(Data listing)
--- start ---

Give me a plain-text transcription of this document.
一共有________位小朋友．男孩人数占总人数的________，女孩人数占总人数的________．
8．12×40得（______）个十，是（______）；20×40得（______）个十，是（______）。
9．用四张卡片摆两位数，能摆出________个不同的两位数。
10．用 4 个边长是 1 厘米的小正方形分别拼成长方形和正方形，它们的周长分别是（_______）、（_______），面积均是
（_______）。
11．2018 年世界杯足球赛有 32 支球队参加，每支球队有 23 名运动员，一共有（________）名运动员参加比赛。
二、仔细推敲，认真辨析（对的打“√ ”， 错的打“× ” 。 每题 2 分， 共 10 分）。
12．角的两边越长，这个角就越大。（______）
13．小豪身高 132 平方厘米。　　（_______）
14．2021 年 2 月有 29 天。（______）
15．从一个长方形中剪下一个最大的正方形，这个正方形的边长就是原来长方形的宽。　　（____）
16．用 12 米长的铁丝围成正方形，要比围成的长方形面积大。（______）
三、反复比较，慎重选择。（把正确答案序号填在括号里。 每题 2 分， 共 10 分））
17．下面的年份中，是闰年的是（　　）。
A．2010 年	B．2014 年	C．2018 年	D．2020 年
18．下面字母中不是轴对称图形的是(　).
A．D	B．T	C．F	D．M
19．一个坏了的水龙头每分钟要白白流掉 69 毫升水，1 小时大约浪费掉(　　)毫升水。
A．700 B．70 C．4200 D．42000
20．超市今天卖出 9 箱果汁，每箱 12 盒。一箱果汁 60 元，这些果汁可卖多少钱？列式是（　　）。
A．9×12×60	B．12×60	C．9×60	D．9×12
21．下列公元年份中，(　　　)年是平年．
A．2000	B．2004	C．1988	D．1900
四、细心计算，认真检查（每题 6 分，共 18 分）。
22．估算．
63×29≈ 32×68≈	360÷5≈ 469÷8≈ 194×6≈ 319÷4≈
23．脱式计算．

--- end ---

| Task brief |
Using the data above, output each line exactly.

| Result for this exercise |
Give me a plain-text transcription of this document.
一共有________位小朋友．男孩人数占总人数的________，女孩人数占总人数的________．
8．12×40得（______）个十，是（______）；20×40得（______）个十，是（______）。
9．用四张卡片摆两位数，能摆出________个不同的两位数。
10．用 4 个边长是 1 厘米的小正方形分别拼成长方形和正方形，它们的周长分别是（_______）、（_______），面积均是
（_______）。
11．2018 年世界杯足球赛有 32 支球队参加，每支球队有 23 名运动员，一共有（________）名运动员参加比赛。
二、仔细推敲，认真辨析（对的打“√ ”， 错的打“× ” 。 每题 2 分， 共 10 分）。
12．角的两边越长，这个角就越大。（______）
13．小豪身高 132 平方厘米。　　（_______）
14．2021 年 2 月有 29 天。（______）
15．从一个长方形中剪下一个最大的正方形，这个正方形的边长就是原来长方形的宽。　　（____）
16．用 12 米长的铁丝围成正方形，要比围成的长方形面积大。（______）
三、反复比较，慎重选择。（把正确答案序号填在括号里。 每题 2 分， 共 10 分））
17．下面的年份中，是闰年的是（　　）。
A．2010 年	B．2014 年	C．2018 年	D．2020 年
18．下面字母中不是轴对称图形的是(　).
A．D	B．T	C．F	D．M
19．一个坏了的水龙头每分钟要白白流掉 69 毫升水，1 小时大约浪费掉(　　)毫升水。
A．700 B．70 C．4200 D．42000
20．超市今天卖出 9 箱果汁，每箱 12 盒。一箱果汁 60 元，这些果汁可卖多少钱？列式是（　　）。
A．9×12×60	B．12×60	C．9×60	D．9×12
21．下列公元年份中，(　　　)年是平年．
A．2000	B．2004	C．1988	D．1900
四、细心计算，认真检查（每题 6 分，共 18 分）。
22．估算．
63×29≈ 32×68≈	360÷5≈ 469÷8≈ 194×6≈ 319÷4≈
23．脱式计算．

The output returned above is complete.